CONSIGNE ÉCRITE: Mettez l'ensemble des lignes du relevé ci-dessous sous forme de liste numérotée, en omettant les lignes vides.

[Entrées des éléments de mise en page]
☆ ☆ ☆ ☆ ☆ ☆ ☆
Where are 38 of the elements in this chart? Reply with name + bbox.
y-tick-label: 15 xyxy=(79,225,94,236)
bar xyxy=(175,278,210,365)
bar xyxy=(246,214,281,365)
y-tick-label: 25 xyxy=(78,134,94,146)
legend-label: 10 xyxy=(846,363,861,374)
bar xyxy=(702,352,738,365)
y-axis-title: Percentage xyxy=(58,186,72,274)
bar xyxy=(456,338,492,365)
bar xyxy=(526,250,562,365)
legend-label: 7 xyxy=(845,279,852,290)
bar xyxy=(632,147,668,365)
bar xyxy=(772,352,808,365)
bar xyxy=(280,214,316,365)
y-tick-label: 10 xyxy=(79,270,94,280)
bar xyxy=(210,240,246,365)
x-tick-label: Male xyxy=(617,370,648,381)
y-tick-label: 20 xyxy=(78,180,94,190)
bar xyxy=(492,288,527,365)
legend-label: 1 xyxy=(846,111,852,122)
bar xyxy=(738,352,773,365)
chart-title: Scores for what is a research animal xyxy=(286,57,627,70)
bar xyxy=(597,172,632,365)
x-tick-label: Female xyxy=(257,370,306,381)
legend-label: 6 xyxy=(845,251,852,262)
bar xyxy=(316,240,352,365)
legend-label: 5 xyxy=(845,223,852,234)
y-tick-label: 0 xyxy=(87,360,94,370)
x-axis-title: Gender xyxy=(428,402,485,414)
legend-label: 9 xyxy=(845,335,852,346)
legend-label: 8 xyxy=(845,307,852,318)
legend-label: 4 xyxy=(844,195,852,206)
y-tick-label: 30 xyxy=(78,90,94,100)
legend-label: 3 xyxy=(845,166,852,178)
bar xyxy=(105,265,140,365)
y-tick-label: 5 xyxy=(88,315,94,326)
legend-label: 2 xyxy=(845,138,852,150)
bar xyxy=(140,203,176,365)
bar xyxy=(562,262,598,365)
☆ ☆ ☆ ☆ ☆ ☆ ☆
RÉPONSE ATTENDUE:
1. Where are 38 of the elements in this chart? Reply with name + bbox.
2. y-tick-label: 15 xyxy=(79,225,94,236)
3. bar xyxy=(175,278,210,365)
4. bar xyxy=(246,214,281,365)
5. y-tick-label: 25 xyxy=(78,134,94,146)
6. legend-label: 10 xyxy=(846,363,861,374)
7. bar xyxy=(702,352,738,365)
8. y-axis-title: Percentage xyxy=(58,186,72,274)
9. bar xyxy=(456,338,492,365)
10. bar xyxy=(526,250,562,365)
11. legend-label: 7 xyxy=(845,279,852,290)
12. bar xyxy=(632,147,668,365)
13. bar xyxy=(772,352,808,365)
14. bar xyxy=(280,214,316,365)
15. y-tick-label: 10 xyxy=(79,270,94,280)
16. bar xyxy=(210,240,246,365)
17. x-tick-label: Male xyxy=(617,370,648,381)
18. y-tick-label: 20 xyxy=(78,180,94,190)
19. bar xyxy=(492,288,527,365)
20. legend-label: 1 xyxy=(846,111,852,122)
21. bar xyxy=(738,352,773,365)
22. chart-title: Scores for what is a research animal xyxy=(286,57,627,70)
23. bar xyxy=(597,172,632,365)
24. x-tick-label: Female xyxy=(257,370,306,381)
25. legend-label: 6 xyxy=(845,251,852,262)
26. bar xyxy=(316,240,352,365)
27. legend-label: 5 xyxy=(845,223,852,234)
28. y-tick-label: 0 xyxy=(87,360,94,370)
29. x-axis-title: Gender xyxy=(428,402,485,414)
30. legend-label: 9 xyxy=(845,335,852,346)
31. legend-label: 8 xyxy=(845,307,852,318)
32. legend-label: 4 xyxy=(844,195,852,206)
33. y-tick-label: 30 xyxy=(78,90,94,100)
34. legend-label: 3 xyxy=(845,166,852,178)
35. bar xyxy=(105,265,140,365)
36. y-tick-label: 5 xyxy=(88,315,94,326)
37. legend-label: 2 xyxy=(845,138,852,150)
38. bar xyxy=(140,203,176,365)
39. bar xyxy=(562,262,598,365)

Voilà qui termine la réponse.